Please copy all the lines that follow, word for word.

▬▬▬▬▬▬▬▬▬▬

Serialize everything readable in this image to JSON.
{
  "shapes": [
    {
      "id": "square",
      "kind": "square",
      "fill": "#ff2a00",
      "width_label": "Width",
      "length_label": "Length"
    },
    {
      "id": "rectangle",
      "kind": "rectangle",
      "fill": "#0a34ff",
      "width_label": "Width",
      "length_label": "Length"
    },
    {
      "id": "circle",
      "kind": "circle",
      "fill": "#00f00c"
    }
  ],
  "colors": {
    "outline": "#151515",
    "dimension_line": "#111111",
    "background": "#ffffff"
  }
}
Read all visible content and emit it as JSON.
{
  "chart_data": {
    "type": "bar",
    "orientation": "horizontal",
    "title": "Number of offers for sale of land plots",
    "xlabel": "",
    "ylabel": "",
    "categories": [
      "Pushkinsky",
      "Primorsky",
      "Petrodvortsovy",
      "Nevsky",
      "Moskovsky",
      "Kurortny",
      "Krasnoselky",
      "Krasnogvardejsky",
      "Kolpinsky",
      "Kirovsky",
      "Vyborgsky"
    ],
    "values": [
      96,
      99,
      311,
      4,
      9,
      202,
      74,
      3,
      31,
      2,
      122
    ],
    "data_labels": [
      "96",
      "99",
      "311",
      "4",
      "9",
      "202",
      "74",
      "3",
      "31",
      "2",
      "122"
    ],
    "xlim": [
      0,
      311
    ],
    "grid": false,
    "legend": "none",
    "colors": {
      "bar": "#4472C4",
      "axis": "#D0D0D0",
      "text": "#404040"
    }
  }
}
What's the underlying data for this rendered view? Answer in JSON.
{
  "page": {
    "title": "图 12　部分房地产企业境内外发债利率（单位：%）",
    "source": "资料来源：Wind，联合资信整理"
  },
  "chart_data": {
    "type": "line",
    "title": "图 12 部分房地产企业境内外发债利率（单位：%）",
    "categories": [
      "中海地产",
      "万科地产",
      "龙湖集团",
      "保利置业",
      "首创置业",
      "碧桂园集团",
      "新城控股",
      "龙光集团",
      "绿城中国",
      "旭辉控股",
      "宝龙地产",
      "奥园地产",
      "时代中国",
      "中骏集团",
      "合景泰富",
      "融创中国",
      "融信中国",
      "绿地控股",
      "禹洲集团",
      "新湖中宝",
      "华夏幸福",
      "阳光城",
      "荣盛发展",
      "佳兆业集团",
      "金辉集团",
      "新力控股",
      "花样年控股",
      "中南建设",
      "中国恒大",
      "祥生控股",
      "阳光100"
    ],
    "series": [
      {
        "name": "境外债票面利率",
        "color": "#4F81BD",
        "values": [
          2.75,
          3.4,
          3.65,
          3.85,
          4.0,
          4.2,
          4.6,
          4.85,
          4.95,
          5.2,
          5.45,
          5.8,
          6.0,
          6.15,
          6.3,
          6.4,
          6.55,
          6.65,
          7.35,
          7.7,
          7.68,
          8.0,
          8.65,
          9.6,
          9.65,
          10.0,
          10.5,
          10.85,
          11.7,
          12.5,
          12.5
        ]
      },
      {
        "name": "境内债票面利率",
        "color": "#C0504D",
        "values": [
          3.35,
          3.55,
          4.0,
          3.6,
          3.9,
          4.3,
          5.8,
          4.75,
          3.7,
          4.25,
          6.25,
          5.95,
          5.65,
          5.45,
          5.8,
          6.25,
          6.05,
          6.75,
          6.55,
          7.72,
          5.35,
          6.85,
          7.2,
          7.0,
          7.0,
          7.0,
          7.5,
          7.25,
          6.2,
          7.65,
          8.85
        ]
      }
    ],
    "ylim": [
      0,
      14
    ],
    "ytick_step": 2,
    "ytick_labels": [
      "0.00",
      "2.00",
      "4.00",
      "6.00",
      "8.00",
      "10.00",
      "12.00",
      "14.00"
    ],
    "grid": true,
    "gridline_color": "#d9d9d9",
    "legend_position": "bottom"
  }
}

▬▬▬▬▬▬▬▬▬▬

→ **OUTPUT OF THE TASK**:
Serialize everything readable in this image to JSON.
{
  "shapes": [
    {
      "id": "square",
      "kind": "square",
      "fill": "#ff2a00",
      "width_label": "Width",
      "length_label": "Length"
    },
    {
      "id": "rectangle",
      "kind": "rectangle",
      "fill": "#0a34ff",
      "width_label": "Width",
      "length_label": "Length"
    },
    {
      "id": "circle",
      "kind": "circle",
      "fill": "#00f00c"
    }
  ],
  "colors": {
    "outline": "#151515",
    "dimension_line": "#111111",
    "background": "#ffffff"
  }
}
Read all visible content and emit it as JSON.
{
  "chart_data": {
    "type": "bar",
    "orientation": "horizontal",
    "title": "Number of offers for sale of land plots",
    "xlabel": "",
    "ylabel": "",
    "categories": [
      "Pushkinsky",
      "Primorsky",
      "Petrodvortsovy",
      "Nevsky",
      "Moskovsky",
      "Kurortny",
      "Krasnoselky",
      "Krasnogvardejsky",
      "Kolpinsky",
      "Kirovsky",
      "Vyborgsky"
    ],
    "values": [
      96,
      99,
      311,
      4,
      9,
      202,
      74,
      3,
      31,
      2,
      122
    ],
    "data_labels": [
      "96",
      "99",
      "311",
      "4",
      "9",
      "202",
      "74",
      "3",
      "31",
      "2",
      "122"
    ],
    "xlim": [
      0,
      311
    ],
    "grid": false,
    "legend": "none",
    "colors": {
      "bar": "#4472C4",
      "axis": "#D0D0D0",
      "text": "#404040"
    }
  }
}
What's the underlying data for this rendered view? Answer in JSON.
{
  "page": {
    "title": "图 12　部分房地产企业境内外发债利率（单位：%）",
    "source": "资料来源：Wind，联合资信整理"
  },
  "chart_data": {
    "type": "line",
    "title": "图 12 部分房地产企业境内外发债利率（单位：%）",
    "categories": [
      "中海地产",
      "万科地产",
      "龙湖集团",
      "保利置业",
      "首创置业",
      "碧桂园集团",
      "新城控股",
      "龙光集团",
      "绿城中国",
      "旭辉控股",
      "宝龙地产",
      "奥园地产",
      "时代中国",
      "中骏集团",
      "合景泰富",
      "融创中国",
      "融信中国",
      "绿地控股",
      "禹洲集团",
      "新湖中宝",
      "华夏幸福",
      "阳光城",
      "荣盛发展",
      "佳兆业集团",
      "金辉集团",
      "新力控股",
      "花样年控股",
      "中南建设",
      "中国恒大",
      "祥生控股",
      "阳光100"
    ],
    "series": [
      {
        "name": "境外债票面利率",
        "color": "#4F81BD",
        "values": [
          2.75,
          3.4,
          3.65,
          3.85,
          4.0,
          4.2,
          4.6,
          4.85,
          4.95,
          5.2,
          5.45,
          5.8,
          6.0,
          6.15,
          6.3,
          6.4,
          6.55,
          6.65,
          7.35,
          7.7,
          7.68,
          8.0,
          8.65,
          9.6,
          9.65,
          10.0,
          10.5,
          10.85,
          11.7,
          12.5,
          12.5
        ]
      },
      {
        "name": "境内债票面利率",
        "color": "#C0504D",
        "values": [
          3.35,
          3.55,
          4.0,
          3.6,
          3.9,
          4.3,
          5.8,
          4.75,
          3.7,
          4.25,
          6.25,
          5.95,
          5.65,
          5.45,
          5.8,
          6.25,
          6.05,
          6.75,
          6.55,
          7.72,
          5.35,
          6.85,
          7.2,
          7.0,
          7.0,
          7.0,
          7.5,
          7.25,
          6.2,
          7.65,
          8.85
        ]
      }
    ],
    "ylim": [
      0,
      14
    ],
    "ytick_step": 2,
    "ytick_labels": [
      "0.00",
      "2.00",
      "4.00",
      "6.00",
      "8.00",
      "10.00",
      "12.00",
      "14.00"
    ],
    "grid": true,
    "gridline_color": "#d9d9d9",
    "legend_position": "bottom"
  }
}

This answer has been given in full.